A plea for simpler FP

Software development is a terribly young industry in comparison to other similar fields like engineering and architecture. In so many ways, we have no idea what we're doing; we can't even agree on basic methodological issues, let alone more complex questions, and we've got almost zero empirical evidence – even meaningful case-studies, let alone proper scientific studies with decent sample sizes and good design – one way or the other for most practical debates (memory safety and static types are really the only things we have empirical evidence in favor of).

Meanwhile the theoretical/academic branch most related to our industry, computer science, has almost totally left us to our own devices to climb the ladder of Platonic abstraction toward ever more pure and simple mathematics, and while concrete instantiations of those abstractions do regularly show up in everyday code, understanding the most abstract category a common thing belongs to is rarely practically useful in everyday life. More generally, the field just seems mostly concerned with problems different from those of day-to-day construction of good software people actually use, such as computability, models of computation, mathematical proofs, and so on. Most academics in computer science aren't even concerned with thinking about how to write software that runs consistently, interacts with users and the external world, has to adapt to unclear or dynamic requirements, or design programming languages in terms of holistic systems of software, practice, and people, preferring to work on software that runs once, with a given set of static inputs, and produces a final output, or never even runs at all.

Even the academic discipline that might come closest to finding something like real engineering practice for software development, formal methods, has tradeoffs that make it impractical or hard to accept for practical programmers (in fact, I'd argue, serious methodological flaws as well).

This has led to the software development industry, desperate for some guidance as to how to approach building software, to fall under the sway of an endless parade of absurd fashions, each pitched in breathless terms as the solution to having reliable, maintainable code, avoiding errors, delivering software on time, and a million and sundry other things. Each of these fashions had some good points – a kernel of truth – but because their ideas were applied dogmatically, their prescriptions treated as sacred, their doctrines treated as fixed ideas, they became more harmful than helpful.

---+---

Challenge 1: Return, without any changes, the lines of the records from the line containing "user-menu[interactable]: PS Parker" through the last line of the records, both included.
The records below have no connection to the essay on software development.

---+---

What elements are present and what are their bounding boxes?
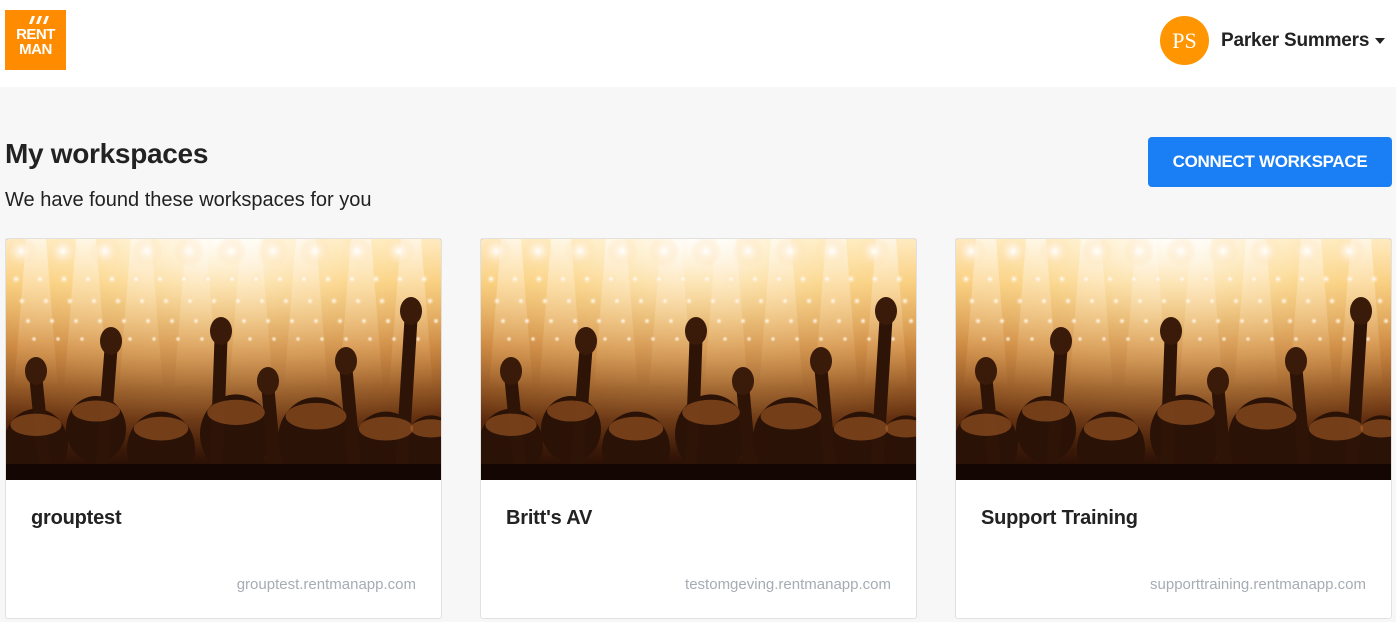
user-menu[interactable]: PS Parker Summers <box>1156 16 1396 65</box>
workspace-name: Britt's AV <box>506 507 593 529</box>
connect-workspace-button[interactable]: CONNECT WORKSPACE <box>1148 137 1392 187</box>
logo-text-line2: MAN <box>19 41 52 58</box>
workspace-name: grouptest <box>31 507 122 529</box>
workspace-card[interactable]: Britt's AV testomgeving.rentmanapp.com <box>480 238 917 619</box>
page-title: My workspaces <box>5 138 209 169</box>
workspace-url: grouptest.rentmanapp.com <box>236 576 416 593</box>
avatar[interactable]: PS <box>1160 16 1209 65</box>
concert-crowd-photo <box>6 239 441 480</box>
logo-text-line1: RENT <box>16 26 55 43</box>
concert-crowd-photo <box>481 239 916 480</box>
page-subtitle: We have found these workspaces for you <box>5 189 372 211</box>
workspace-url: testomgeving.rentmanapp.com <box>685 576 891 593</box>
concert-crowd-photo <box>956 239 1391 480</box>
top-bar: RENT MAN PS Parker Summers <box>0 0 1396 87</box>
user-name[interactable]: Parker Summers <box>1221 30 1369 52</box>
caret-down-icon[interactable] <box>1375 38 1385 44</box>
rentman-logo[interactable]: RENT MAN <box>5 10 66 70</box>
workspace-name: Support Training <box>981 507 1138 529</box>
workspace-card[interactable]: grouptest grouptest.rentmanapp.com <box>5 238 442 619</box>
workspace-url: supporttraining.rentmanapp.com <box>1150 576 1366 593</box>
workspace-card[interactable]: Support Training supporttraining.rentman… <box>955 238 1392 619</box>
logo-stripes-icon <box>29 16 49 24</box>
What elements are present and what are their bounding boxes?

---+---

Challenge 2: Retype the part of the essay on software development from "Even the academic" to "flaws as well).", keeping every word unchanged.

Result 1:
user-menu[interactable]: PS Parker Summers <box>1156 16 1396 65</box>
workspace-name: Britt's AV <box>506 507 593 529</box>
connect-workspace-button[interactable]: CONNECT WORKSPACE <box>1148 137 1392 187</box>
logo-text-line2: MAN <box>19 41 52 58</box>
workspace-name: grouptest <box>31 507 122 529</box>
workspace-card[interactable]: Britt's AV testomgeving.rentmanapp.com <box>480 238 917 619</box>
page-title: My workspaces <box>5 138 209 169</box>
workspace-url: grouptest.rentmanapp.com <box>236 576 416 593</box>
avatar[interactable]: PS <box>1160 16 1209 65</box>
concert-crowd-photo <box>6 239 441 480</box>
logo-text-line1: RENT <box>16 26 55 43</box>
concert-crowd-photo <box>481 239 916 480</box>
page-subtitle: We have found these workspaces for you <box>5 189 372 211</box>
workspace-url: testomgeving.rentmanapp.com <box>685 576 891 593</box>
concert-crowd-photo <box>956 239 1391 480</box>
top-bar: RENT MAN PS Parker Summers <box>0 0 1396 87</box>
user-name[interactable]: Parker Summers <box>1221 30 1369 52</box>
caret-down-icon[interactable] <box>1375 38 1385 44</box>
rentman-logo[interactable]: RENT MAN <box>5 10 66 70</box>
workspace-name: Support Training <box>981 507 1138 529</box>
workspace-card[interactable]: grouptest grouptest.rentmanapp.com <box>5 238 442 619</box>
workspace-url: supporttraining.rentmanapp.com <box>1150 576 1366 593</box>
workspace-card[interactable]: Support Training supporttraining.rentman… <box>955 238 1392 619</box>
logo-stripes-icon <box>29 16 49 24</box>
What elements are present and what are their bounding boxes?

Result 2:
Even the academic discipline that might come closest to finding something like real engineering practice for software development, formal methods, has tradeoffs that make it impractical or hard to accept for practical programmers (in fact, I'd argue, serious methodological flaws as well).